** START OF Records for this exercise **

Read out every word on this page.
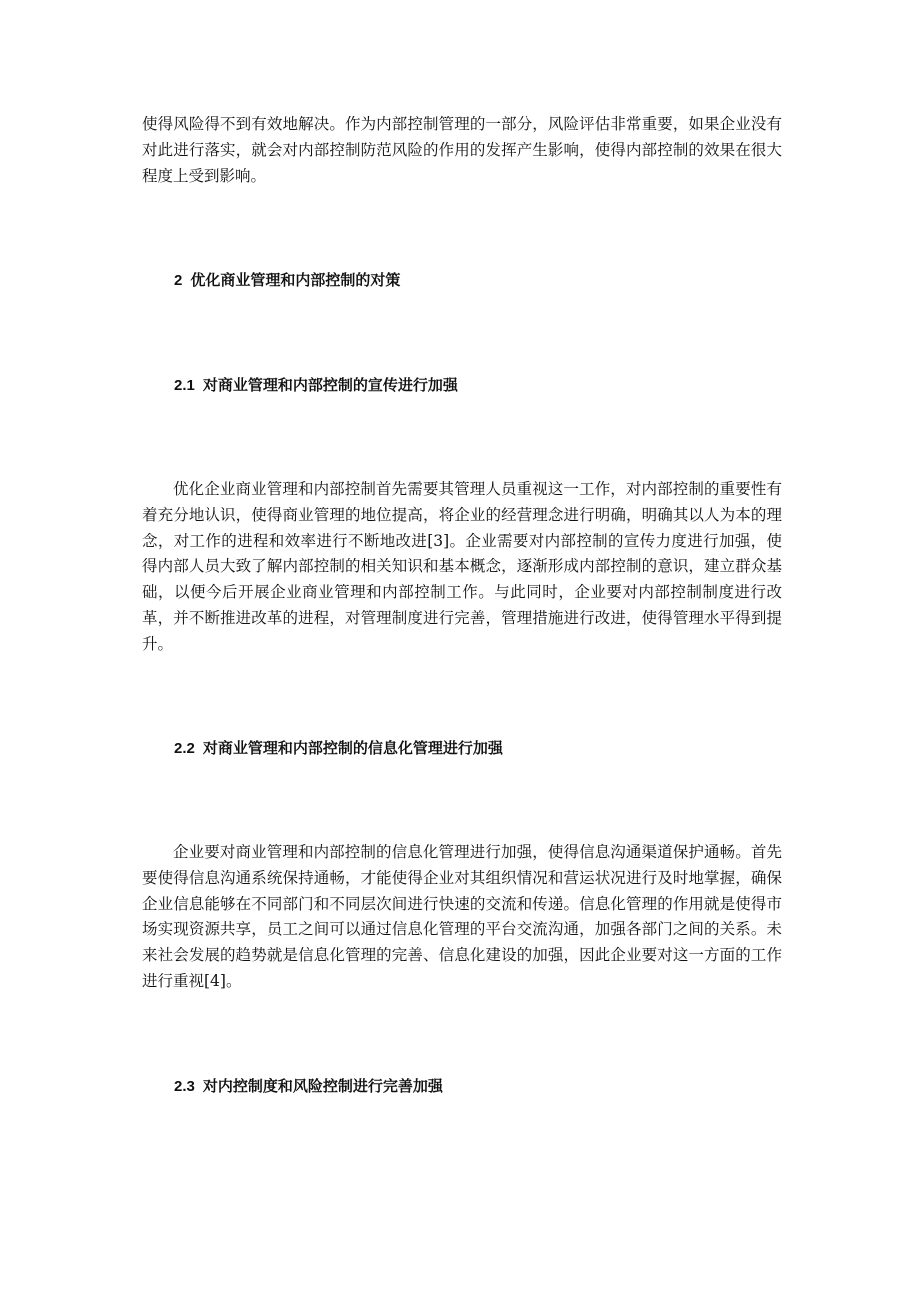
使得风险得不到有效地解决。作为内部控制管理的一部分，风险评估非常重要，如果企业没有对此进行落实，就会对内部控制防范风险的作用的发挥产生影响，使得内部控制的效果在很大程度上受到影响。

2 优化商业管理和内部控制的对策
2.1 对商业管理和内部控制的宣传进行加强

优化企业商业管理和内部控制首先需要其管理人员重视这一工作，对内部控制的重要性有着充分地认识，使得商业管理的地位提高，将企业的经营理念进行明确，明确其以人为本的理念，对工作的进程和效率进行不断地改进[3]。企业需要对内部控制的宣传力度进行加强，使得内部人员大致了解内部控制的相关知识和基本概念，逐渐形成内部控制的意识，建立群众基础，以便今后开展企业商业管理和内部控制工作。与此同时，企业要对内部控制制度进行改革，并不断推进改革的进程，对管理制度进行完善，管理措施进行改进，使得管理水平得到提升。

2.2 对商业管理和内部控制的信息化管理进行加强

企业要对商业管理和内部控制的信息化管理进行加强，使得信息沟通渠道保护通畅。首先要使得信息沟通系统保持通畅，才能使得企业对其组织情况和营运状况进行及时地掌握，确保企业信息能够在不同部门和不同层次间进行快速的交流和传递。信息化管理的作用就是使得市场实现资源共享，员工之间可以通过信息化管理的平台交流沟通，加强各部门之间的关系。未来社会发展的趋势就是信息化管理的完善、信息化建设的加强，因此企业要对这一方面的工作进行重视[4]。

2.3 对内控制度和风险控制进行完善加强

** END OF Records for this exercise **

» Goal of the exercise: Copy the records exactly as they appear, excluding images.

» Result for this task:
Read out every word on this page.
使得风险得不到有效地解决。作为内部控制管理的一部分，风险评估非常重要，如果企业没有对此进行落实，就会对内部控制防范风险的作用的发挥产生影响，使得内部控制的效果在很大程度上受到影响。

2 优化商业管理和内部控制的对策
2.1 对商业管理和内部控制的宣传进行加强

优化企业商业管理和内部控制首先需要其管理人员重视这一工作，对内部控制的重要性有着充分地认识，使得商业管理的地位提高，将企业的经营理念进行明确，明确其以人为本的理念，对工作的进程和效率进行不断地改进[3]。企业需要对内部控制的宣传力度进行加强，使得内部人员大致了解内部控制的相关知识和基本概念，逐渐形成内部控制的意识，建立群众基础，以便今后开展企业商业管理和内部控制工作。与此同时，企业要对内部控制制度进行改革，并不断推进改革的进程，对管理制度进行完善，管理措施进行改进，使得管理水平得到提升。

2.2 对商业管理和内部控制的信息化管理进行加强

企业要对商业管理和内部控制的信息化管理进行加强，使得信息沟通渠道保护通畅。首先要使得信息沟通系统保持通畅，才能使得企业对其组织情况和营运状况进行及时地掌握，确保企业信息能够在不同部门和不同层次间进行快速的交流和传递。信息化管理的作用就是使得市场实现资源共享，员工之间可以通过信息化管理的平台交流沟通，加强各部门之间的关系。未来社会发展的趋势就是信息化管理的完善、信息化建设的加强，因此企业要对这一方面的工作进行重视[4]。

2.3 对内控制度和风险控制进行完善加强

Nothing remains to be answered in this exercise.